# Start of MATERIALS PROVIDED
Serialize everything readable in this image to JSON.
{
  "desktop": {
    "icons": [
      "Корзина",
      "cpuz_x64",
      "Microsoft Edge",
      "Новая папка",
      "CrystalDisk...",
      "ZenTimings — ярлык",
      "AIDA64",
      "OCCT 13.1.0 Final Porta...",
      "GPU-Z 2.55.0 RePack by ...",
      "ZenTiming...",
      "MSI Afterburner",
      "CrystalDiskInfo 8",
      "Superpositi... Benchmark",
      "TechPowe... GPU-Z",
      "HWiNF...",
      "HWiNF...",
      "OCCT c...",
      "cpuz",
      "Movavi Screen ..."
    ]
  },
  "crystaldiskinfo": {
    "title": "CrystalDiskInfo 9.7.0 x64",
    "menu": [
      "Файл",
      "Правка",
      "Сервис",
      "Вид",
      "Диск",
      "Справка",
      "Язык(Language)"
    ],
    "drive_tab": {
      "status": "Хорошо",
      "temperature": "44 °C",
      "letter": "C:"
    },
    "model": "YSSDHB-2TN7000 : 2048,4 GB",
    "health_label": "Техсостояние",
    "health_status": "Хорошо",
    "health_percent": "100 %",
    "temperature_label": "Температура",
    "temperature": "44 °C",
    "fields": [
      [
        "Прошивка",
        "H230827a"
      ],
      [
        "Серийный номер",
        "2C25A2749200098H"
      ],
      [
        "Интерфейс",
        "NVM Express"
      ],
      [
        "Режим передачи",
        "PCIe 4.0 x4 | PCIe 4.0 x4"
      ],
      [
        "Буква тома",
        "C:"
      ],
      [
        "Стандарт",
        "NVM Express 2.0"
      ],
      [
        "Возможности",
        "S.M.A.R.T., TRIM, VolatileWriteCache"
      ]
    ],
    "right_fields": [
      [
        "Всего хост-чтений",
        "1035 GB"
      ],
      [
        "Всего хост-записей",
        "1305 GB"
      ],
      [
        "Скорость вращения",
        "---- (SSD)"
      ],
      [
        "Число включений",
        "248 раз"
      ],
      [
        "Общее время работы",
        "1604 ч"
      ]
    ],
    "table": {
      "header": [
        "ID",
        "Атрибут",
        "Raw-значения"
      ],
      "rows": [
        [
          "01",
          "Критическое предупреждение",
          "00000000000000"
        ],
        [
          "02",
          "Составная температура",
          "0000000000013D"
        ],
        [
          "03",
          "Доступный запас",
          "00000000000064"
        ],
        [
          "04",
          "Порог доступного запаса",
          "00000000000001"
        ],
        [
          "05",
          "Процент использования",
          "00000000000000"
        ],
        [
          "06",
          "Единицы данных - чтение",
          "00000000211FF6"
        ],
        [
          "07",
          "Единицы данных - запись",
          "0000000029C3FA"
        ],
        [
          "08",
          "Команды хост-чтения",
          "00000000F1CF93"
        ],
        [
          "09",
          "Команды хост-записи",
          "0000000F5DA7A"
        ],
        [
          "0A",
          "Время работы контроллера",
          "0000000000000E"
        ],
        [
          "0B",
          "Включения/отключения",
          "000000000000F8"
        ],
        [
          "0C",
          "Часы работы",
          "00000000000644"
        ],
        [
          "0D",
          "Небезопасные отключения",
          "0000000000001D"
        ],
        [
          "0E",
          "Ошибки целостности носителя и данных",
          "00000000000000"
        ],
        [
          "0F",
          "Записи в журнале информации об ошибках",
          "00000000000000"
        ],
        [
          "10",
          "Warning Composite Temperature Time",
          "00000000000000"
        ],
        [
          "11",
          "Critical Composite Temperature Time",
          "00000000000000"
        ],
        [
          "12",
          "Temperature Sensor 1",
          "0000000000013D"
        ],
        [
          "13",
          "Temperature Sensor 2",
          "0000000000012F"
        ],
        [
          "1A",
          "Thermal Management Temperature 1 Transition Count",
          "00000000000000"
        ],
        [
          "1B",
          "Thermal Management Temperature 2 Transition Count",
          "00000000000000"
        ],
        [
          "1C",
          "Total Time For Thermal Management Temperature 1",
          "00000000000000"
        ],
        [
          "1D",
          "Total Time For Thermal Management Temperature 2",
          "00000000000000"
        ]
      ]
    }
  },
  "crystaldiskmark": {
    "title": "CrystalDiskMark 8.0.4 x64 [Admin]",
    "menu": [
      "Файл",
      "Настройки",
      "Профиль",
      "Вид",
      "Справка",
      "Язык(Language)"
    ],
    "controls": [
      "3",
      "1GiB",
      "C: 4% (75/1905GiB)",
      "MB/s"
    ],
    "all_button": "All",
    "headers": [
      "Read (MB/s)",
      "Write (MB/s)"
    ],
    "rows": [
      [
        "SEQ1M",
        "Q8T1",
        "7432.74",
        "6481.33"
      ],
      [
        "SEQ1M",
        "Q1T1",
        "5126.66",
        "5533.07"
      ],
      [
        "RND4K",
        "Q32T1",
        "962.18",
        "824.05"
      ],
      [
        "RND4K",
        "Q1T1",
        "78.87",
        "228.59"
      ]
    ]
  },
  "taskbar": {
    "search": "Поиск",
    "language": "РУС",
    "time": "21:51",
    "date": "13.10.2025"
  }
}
# End of MATERIALS PROVIDED
*WORK TO DO*
Return the listing above in its exact form.

*OUTPUT OF THE EXERCISE*
Serialize everything readable in this image to JSON.
{
  "desktop": {
    "icons": [
      "Корзина",
      "cpuz_x64",
      "Microsoft Edge",
      "Новая папка",
      "CrystalDisk...",
      "ZenTimings — ярлык",
      "AIDA64",
      "OCCT 13.1.0 Final Porta...",
      "GPU-Z 2.55.0 RePack by ...",
      "ZenTiming...",
      "MSI Afterburner",
      "CrystalDiskInfo 8",
      "Superpositi... Benchmark",
      "TechPowe... GPU-Z",
      "HWiNF...",
      "HWiNF...",
      "OCCT c...",
      "cpuz",
      "Movavi Screen ..."
    ]
  },
  "crystaldiskinfo": {
    "title": "CrystalDiskInfo 9.7.0 x64",
    "menu": [
      "Файл",
      "Правка",
      "Сервис",
      "Вид",
      "Диск",
      "Справка",
      "Язык(Language)"
    ],
    "drive_tab": {
      "status": "Хорошо",
      "temperature": "44 °C",
      "letter": "C:"
    },
    "model": "YSSDHB-2TN7000 : 2048,4 GB",
    "health_label": "Техсостояние",
    "health_status": "Хорошо",
    "health_percent": "100 %",
    "temperature_label": "Температура",
    "temperature": "44 °C",
    "fields": [
      [
        "Прошивка",
        "H230827a"
      ],
      [
        "Серийный номер",
        "2C25A2749200098H"
      ],
      [
        "Интерфейс",
        "NVM Express"
      ],
      [
        "Режим передачи",
        "PCIe 4.0 x4 | PCIe 4.0 x4"
      ],
      [
        "Буква тома",
        "C:"
      ],
      [
        "Стандарт",
        "NVM Express 2.0"
      ],
      [
        "Возможности",
        "S.M.A.R.T., TRIM, VolatileWriteCache"
      ]
    ],
    "right_fields": [
      [
        "Всего хост-чтений",
        "1035 GB"
      ],
      [
        "Всего хост-записей",
        "1305 GB"
      ],
      [
        "Скорость вращения",
        "---- (SSD)"
      ],
      [
        "Число включений",
        "248 раз"
      ],
      [
        "Общее время работы",
        "1604 ч"
      ]
    ],
    "table": {
      "header": [
        "ID",
        "Атрибут",
        "Raw-значения"
      ],
      "rows": [
        [
          "01",
          "Критическое предупреждение",
          "00000000000000"
        ],
        [
          "02",
          "Составная температура",
          "0000000000013D"
        ],
        [
          "03",
          "Доступный запас",
          "00000000000064"
        ],
        [
          "04",
          "Порог доступного запаса",
          "00000000000001"
        ],
        [
          "05",
          "Процент использования",
          "00000000000000"
        ],
        [
          "06",
          "Единицы данных - чтение",
          "00000000211FF6"
        ],
        [
          "07",
          "Единицы данных - запись",
          "0000000029C3FA"
        ],
        [
          "08",
          "Команды хост-чтения",
          "00000000F1CF93"
        ],
        [
          "09",
          "Команды хост-записи",
          "0000000F5DA7A"
        ],
        [
          "0A",
          "Время работы контроллера",
          "0000000000000E"
        ],
        [
          "0B",
          "Включения/отключения",
          "000000000000F8"
        ],
        [
          "0C",
          "Часы работы",
          "00000000000644"
        ],
        [
          "0D",
          "Небезопасные отключения",
          "0000000000001D"
        ],
        [
          "0E",
          "Ошибки целостности носителя и данных",
          "00000000000000"
        ],
        [
          "0F",
          "Записи в журнале информации об ошибках",
          "00000000000000"
        ],
        [
          "10",
          "Warning Composite Temperature Time",
          "00000000000000"
        ],
        [
          "11",
          "Critical Composite Temperature Time",
          "00000000000000"
        ],
        [
          "12",
          "Temperature Sensor 1",
          "0000000000013D"
        ],
        [
          "13",
          "Temperature Sensor 2",
          "0000000000012F"
        ],
        [
          "1A",
          "Thermal Management Temperature 1 Transition Count",
          "00000000000000"
        ],
        [
          "1B",
          "Thermal Management Temperature 2 Transition Count",
          "00000000000000"
        ],
        [
          "1C",
          "Total Time For Thermal Management Temperature 1",
          "00000000000000"
        ],
        [
          "1D",
          "Total Time For Thermal Management Temperature 2",
          "00000000000000"
        ]
      ]
    }
  },
  "crystaldiskmark": {
    "title": "CrystalDiskMark 8.0.4 x64 [Admin]",
    "menu": [
      "Файл",
      "Настройки",
      "Профиль",
      "Вид",
      "Справка",
      "Язык(Language)"
    ],
    "controls": [
      "3",
      "1GiB",
      "C: 4% (75/1905GiB)",
      "MB/s"
    ],
    "all_button": "All",
    "headers": [
      "Read (MB/s)",
      "Write (MB/s)"
    ],
    "rows": [
      [
        "SEQ1M",
        "Q8T1",
        "7432.74",
        "6481.33"
      ],
      [
        "SEQ1M",
        "Q1T1",
        "5126.66",
        "5533.07"
      ],
      [
        "RND4K",
        "Q32T1",
        "962.18",
        "824.05"
      ],
      [
        "RND4K",
        "Q1T1",
        "78.87",
        "228.59"
      ]
    ]
  },
  "taskbar": {
    "search": "Поиск",
    "language": "РУС",
    "time": "21:51",
    "date": "13.10.2025"
  }
}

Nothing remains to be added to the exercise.